Goal: Give every line of the data again, unchanged, but with no pictures.
##### Records for the exercise #####
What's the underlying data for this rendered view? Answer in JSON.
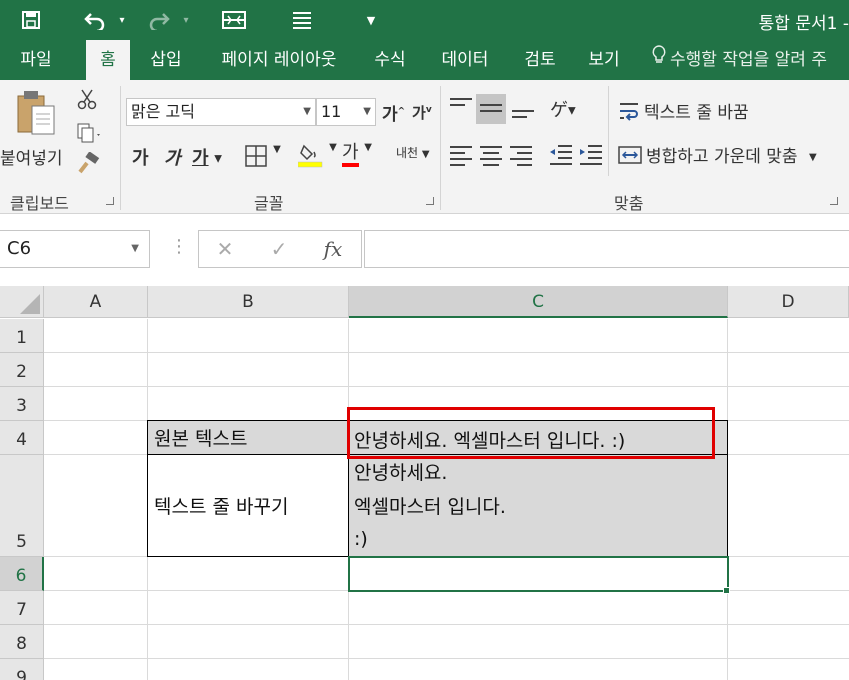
{
  "titlebar": {
    "title": "통합 문서1 -",
    "icons": [
      "save-icon",
      "undo-icon",
      "redo-icon",
      "form-icon",
      "list-icon",
      "customize-icon"
    ]
  },
  "tabs": [
    {
      "label": "파일",
      "active": false
    },
    {
      "label": "홈",
      "active": true
    },
    {
      "label": "삽입",
      "active": false
    },
    {
      "label": "페이지 레이아웃",
      "active": false
    },
    {
      "label": "수식",
      "active": false
    },
    {
      "label": "데이터",
      "active": false
    },
    {
      "label": "검토",
      "active": false
    },
    {
      "label": "보기",
      "active": false
    }
  ],
  "tellme": "수행할 작업을 알려 주",
  "clipboard": {
    "paste_label": "붙여넣기",
    "group_label": "클립보드"
  },
  "font": {
    "font_name": "맑은 고딕",
    "font_size": "11",
    "grow_label": "가",
    "shrink_label": "가",
    "bold_label": "가",
    "italic_label": "가",
    "underline_label": "가",
    "font_color_label": "가",
    "phonetic_label": "내천",
    "group_label": "글꼴",
    "font_color_accent": "#ff0000"
  },
  "alignment": {
    "wrap_text_label": "텍스트 줄 바꿈",
    "merge_center_label": "병합하고 가운데 맞춤",
    "group_label": "맞춤"
  },
  "formula_bar": {
    "name_box": "C6",
    "cancel_symbol": "✕",
    "enter_symbol": "✓",
    "fx_label": "fx",
    "formula_value": ""
  },
  "sheet": {
    "columns": [
      "A",
      "B",
      "C",
      "D"
    ],
    "rows": [
      "1",
      "2",
      "3",
      "4",
      "5",
      "6",
      "7",
      "8",
      "9"
    ],
    "selected_cell": "C6",
    "b4": "원본 텍스트",
    "c4": "안녕하세요. 엑셀마스터 입니다. :)",
    "b5": "텍스트 줄 바꾸기",
    "c5_lines": [
      "안녕하세요.",
      "엑셀마스터 입니다.",
      ":)"
    ],
    "highlight_color": "#e00000",
    "accent_color": "#217346"
  }
}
#####
Answer to the problem:
What's the underlying data for this rendered view? Answer in JSON.
{
  "titlebar": {
    "title": "통합 문서1 -",
    "icons": [
      "save-icon",
      "undo-icon",
      "redo-icon",
      "form-icon",
      "list-icon",
      "customize-icon"
    ]
  },
  "tabs": [
    {
      "label": "파일",
      "active": false
    },
    {
      "label": "홈",
      "active": true
    },
    {
      "label": "삽입",
      "active": false
    },
    {
      "label": "페이지 레이아웃",
      "active": false
    },
    {
      "label": "수식",
      "active": false
    },
    {
      "label": "데이터",
      "active": false
    },
    {
      "label": "검토",
      "active": false
    },
    {
      "label": "보기",
      "active": false
    }
  ],
  "tellme": "수행할 작업을 알려 주",
  "clipboard": {
    "paste_label": "붙여넣기",
    "group_label": "클립보드"
  },
  "font": {
    "font_name": "맑은 고딕",
    "font_size": "11",
    "grow_label": "가",
    "shrink_label": "가",
    "bold_label": "가",
    "italic_label": "가",
    "underline_label": "가",
    "font_color_label": "가",
    "phonetic_label": "내천",
    "group_label": "글꼴",
    "font_color_accent": "#ff0000"
  },
  "alignment": {
    "wrap_text_label": "텍스트 줄 바꿈",
    "merge_center_label": "병합하고 가운데 맞춤",
    "group_label": "맞춤"
  },
  "formula_bar": {
    "name_box": "C6",
    "cancel_symbol": "✕",
    "enter_symbol": "✓",
    "fx_label": "fx",
    "formula_value": ""
  },
  "sheet": {
    "columns": [
      "A",
      "B",
      "C",
      "D"
    ],
    "rows": [
      "1",
      "2",
      "3",
      "4",
      "5",
      "6",
      "7",
      "8",
      "9"
    ],
    "selected_cell": "C6",
    "b4": "원본 텍스트",
    "c4": "안녕하세요. 엑셀마스터 입니다. :)",
    "b5": "텍스트 줄 바꾸기",
    "c5_lines": [
      "안녕하세요.",
      "엑셀마스터 입니다.",
      ":)"
    ],
    "highlight_color": "#e00000",
    "accent_color": "#217346"
  }
}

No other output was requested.